WHAT TO DO: Omit any picture, and return the remaining data exactly as written.

(Collected data)
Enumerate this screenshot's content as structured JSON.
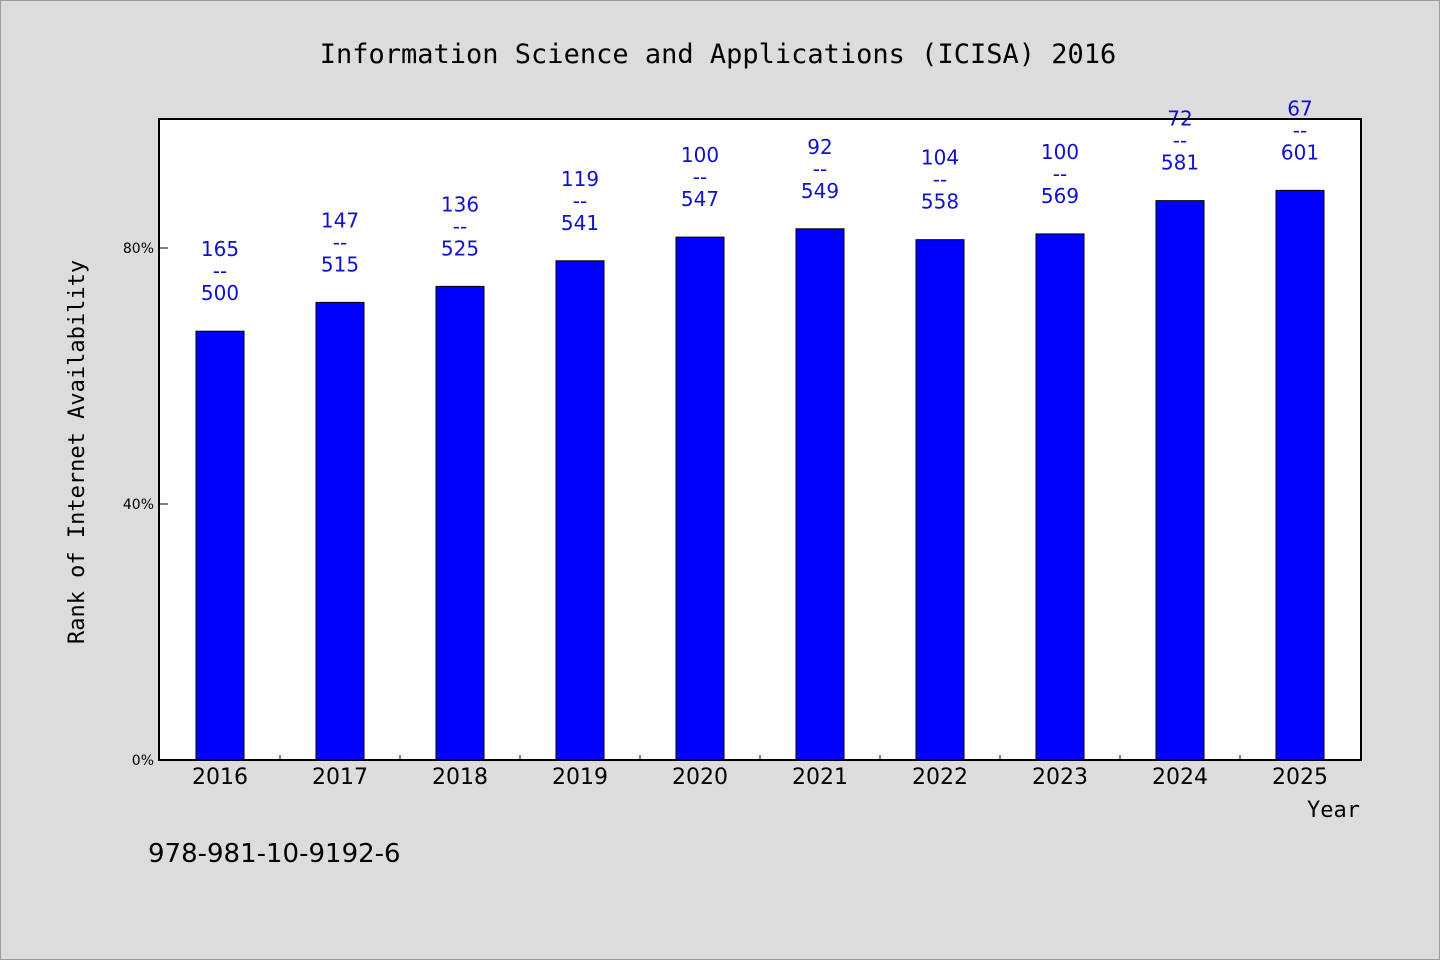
{
  "chart_data": {
    "type": "bar",
    "title": "Information Science and Applications (ICISA) 2016",
    "xlabel": "Year",
    "ylabel": "Rank of Internet Availability",
    "categories": [
      "2016",
      "2017",
      "2018",
      "2019",
      "2020",
      "2021",
      "2022",
      "2023",
      "2024",
      "2025"
    ],
    "values": [
      67,
      71.5,
      74,
      78,
      81.7,
      83,
      81.3,
      82.2,
      87.4,
      89
    ],
    "ylim": [
      0,
      100
    ],
    "yticks": [
      {
        "value": 0,
        "label": "0%"
      },
      {
        "value": 40,
        "label": "40%"
      },
      {
        "value": 80,
        "label": "80%"
      }
    ],
    "bar_labels": [
      {
        "top": "165",
        "sep": "--",
        "bottom": "500"
      },
      {
        "top": "147",
        "sep": "--",
        "bottom": "515"
      },
      {
        "top": "136",
        "sep": "--",
        "bottom": "525"
      },
      {
        "top": "119",
        "sep": "--",
        "bottom": "541"
      },
      {
        "top": "100",
        "sep": "--",
        "bottom": "547"
      },
      {
        "top": "92",
        "sep": "--",
        "bottom": "549"
      },
      {
        "top": "104",
        "sep": "--",
        "bottom": "558"
      },
      {
        "top": "100",
        "sep": "--",
        "bottom": "569"
      },
      {
        "top": "72",
        "sep": "--",
        "bottom": "581"
      },
      {
        "top": "67",
        "sep": "--",
        "bottom": "601"
      }
    ],
    "bar_color": "#0000ff",
    "label_color": "#1010d0",
    "grid": false,
    "legend": "none"
  },
  "footer_text": "978-981-10-9192-6"
}
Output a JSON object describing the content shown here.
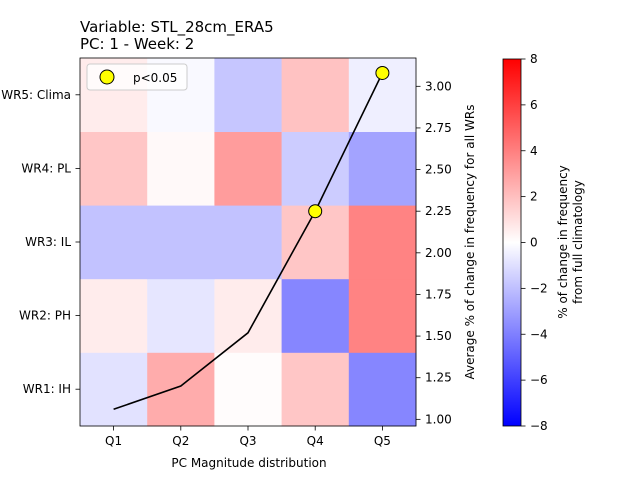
{
  "chart_data": [
    {
      "type": "heatmap",
      "title_line1": "Variable: STL_28cm_ERA5",
      "title_line2": "PC: 1 - Week: 2",
      "xlabel": "PC Magnitude distribution",
      "columns": [
        "Q1",
        "Q2",
        "Q3",
        "Q4",
        "Q5"
      ],
      "rows_bottom_to_top": [
        "WR1: IH",
        "WR2: PH",
        "WR3: IL",
        "WR4: PL",
        "WR5: Clima"
      ],
      "values": [
        [
          -0.9,
          2.6,
          0.1,
          1.8,
          -3.8
        ],
        [
          0.6,
          -0.8,
          0.6,
          -3.8,
          3.9
        ],
        [
          -1.9,
          -1.9,
          -1.9,
          1.8,
          3.9
        ],
        [
          1.8,
          0.2,
          3.1,
          -1.6,
          -2.9
        ],
        [
          0.6,
          -0.2,
          -1.8,
          1.9,
          -0.5
        ]
      ],
      "colorbar": {
        "label_line1": "% of change in frequency",
        "label_line2": "from full climatology",
        "min": -8,
        "max": 8,
        "ticks": [
          -8,
          -6,
          -4,
          -2,
          0,
          2,
          4,
          6,
          8
        ],
        "tick_labels": [
          "−8",
          "−6",
          "−4",
          "−2",
          "0",
          "2",
          "4",
          "6",
          "8"
        ]
      }
    },
    {
      "type": "line",
      "series_name": "Average % of change in frequency for all WRs",
      "ylabel": "Average % of change in frequency for all WRs",
      "x": [
        "Q1",
        "Q2",
        "Q3",
        "Q4",
        "Q5"
      ],
      "values": [
        1.06,
        1.2,
        1.52,
        2.25,
        3.08
      ],
      "ylim": [
        0.96,
        3.17
      ],
      "y_ticks": [
        1.0,
        1.25,
        1.5,
        1.75,
        2.0,
        2.25,
        2.5,
        2.75,
        3.0
      ],
      "y_tick_labels": [
        "1.00",
        "1.25",
        "1.50",
        "1.75",
        "2.00",
        "2.25",
        "2.50",
        "2.75",
        "3.00"
      ],
      "significant": [
        false,
        false,
        false,
        true,
        true
      ],
      "marker_color": "#ffff00",
      "legend": {
        "label": "p<0.05",
        "position": "upper-left"
      }
    }
  ]
}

REPLY TO THE TASK:
Enumerate this screenshot's content as structured JSON.
{
  "chart_data": {
    "type": "bar",
    "title": "Information Science and Applications (ICISA) 2016",
    "xlabel": "Year",
    "ylabel": "Rank of Internet Availability",
    "categories": [
      "2016",
      "2017",
      "2018",
      "2019",
      "2020",
      "2021",
      "2022",
      "2023",
      "2024",
      "2025"
    ],
    "values": [
      67,
      71.5,
      74,
      78,
      81.7,
      83,
      81.3,
      82.2,
      87.4,
      89
    ],
    "ylim": [
      0,
      100
    ],
    "yticks": [
      {
        "value": 0,
        "label": "0%"
      },
      {
        "value": 40,
        "label": "40%"
      },
      {
        "value": 80,
        "label": "80%"
      }
    ],
    "bar_labels": [
      {
        "top": "165",
        "sep": "--",
        "bottom": "500"
      },
      {
        "top": "147",
        "sep": "--",
        "bottom": "515"
      },
      {
        "top": "136",
        "sep": "--",
        "bottom": "525"
      },
      {
        "top": "119",
        "sep": "--",
        "bottom": "541"
      },
      {
        "top": "100",
        "sep": "--",
        "bottom": "547"
      },
      {
        "top": "92",
        "sep": "--",
        "bottom": "549"
      },
      {
        "top": "104",
        "sep": "--",
        "bottom": "558"
      },
      {
        "top": "100",
        "sep": "--",
        "bottom": "569"
      },
      {
        "top": "72",
        "sep": "--",
        "bottom": "581"
      },
      {
        "top": "67",
        "sep": "--",
        "bottom": "601"
      }
    ],
    "bar_color": "#0000ff",
    "label_color": "#1010d0",
    "grid": false,
    "legend": "none"
  },
  "footer_text": "978-981-10-9192-6"
}
Output a JSON object describing the content shown here.
{
  "chart_data": [
    {
      "type": "heatmap",
      "title_line1": "Variable: STL_28cm_ERA5",
      "title_line2": "PC: 1 - Week: 2",
      "xlabel": "PC Magnitude distribution",
      "columns": [
        "Q1",
        "Q2",
        "Q3",
        "Q4",
        "Q5"
      ],
      "rows_bottom_to_top": [
        "WR1: IH",
        "WR2: PH",
        "WR3: IL",
        "WR4: PL",
        "WR5: Clima"
      ],
      "values": [
        [
          -0.9,
          2.6,
          0.1,
          1.8,
          -3.8
        ],
        [
          0.6,
          -0.8,
          0.6,
          -3.8,
          3.9
        ],
        [
          -1.9,
          -1.9,
          -1.9,
          1.8,
          3.9
        ],
        [
          1.8,
          0.2,
          3.1,
          -1.6,
          -2.9
        ],
        [
          0.6,
          -0.2,
          -1.8,
          1.9,
          -0.5
        ]
      ],
      "colorbar": {
        "label_line1": "% of change in frequency",
        "label_line2": "from full climatology",
        "min": -8,
        "max": 8,
        "ticks": [
          -8,
          -6,
          -4,
          -2,
          0,
          2,
          4,
          6,
          8
        ],
        "tick_labels": [
          "−8",
          "−6",
          "−4",
          "−2",
          "0",
          "2",
          "4",
          "6",
          "8"
        ]
      }
    },
    {
      "type": "line",
      "series_name": "Average % of change in frequency for all WRs",
      "ylabel": "Average % of change in frequency for all WRs",
      "x": [
        "Q1",
        "Q2",
        "Q3",
        "Q4",
        "Q5"
      ],
      "values": [
        1.06,
        1.2,
        1.52,
        2.25,
        3.08
      ],
      "ylim": [
        0.96,
        3.17
      ],
      "y_ticks": [
        1.0,
        1.25,
        1.5,
        1.75,
        2.0,
        2.25,
        2.5,
        2.75,
        3.0
      ],
      "y_tick_labels": [
        "1.00",
        "1.25",
        "1.50",
        "1.75",
        "2.00",
        "2.25",
        "2.50",
        "2.75",
        "3.00"
      ],
      "significant": [
        false,
        false,
        false,
        true,
        true
      ],
      "marker_color": "#ffff00",
      "legend": {
        "label": "p<0.05",
        "position": "upper-left"
      }
    }
  ]
}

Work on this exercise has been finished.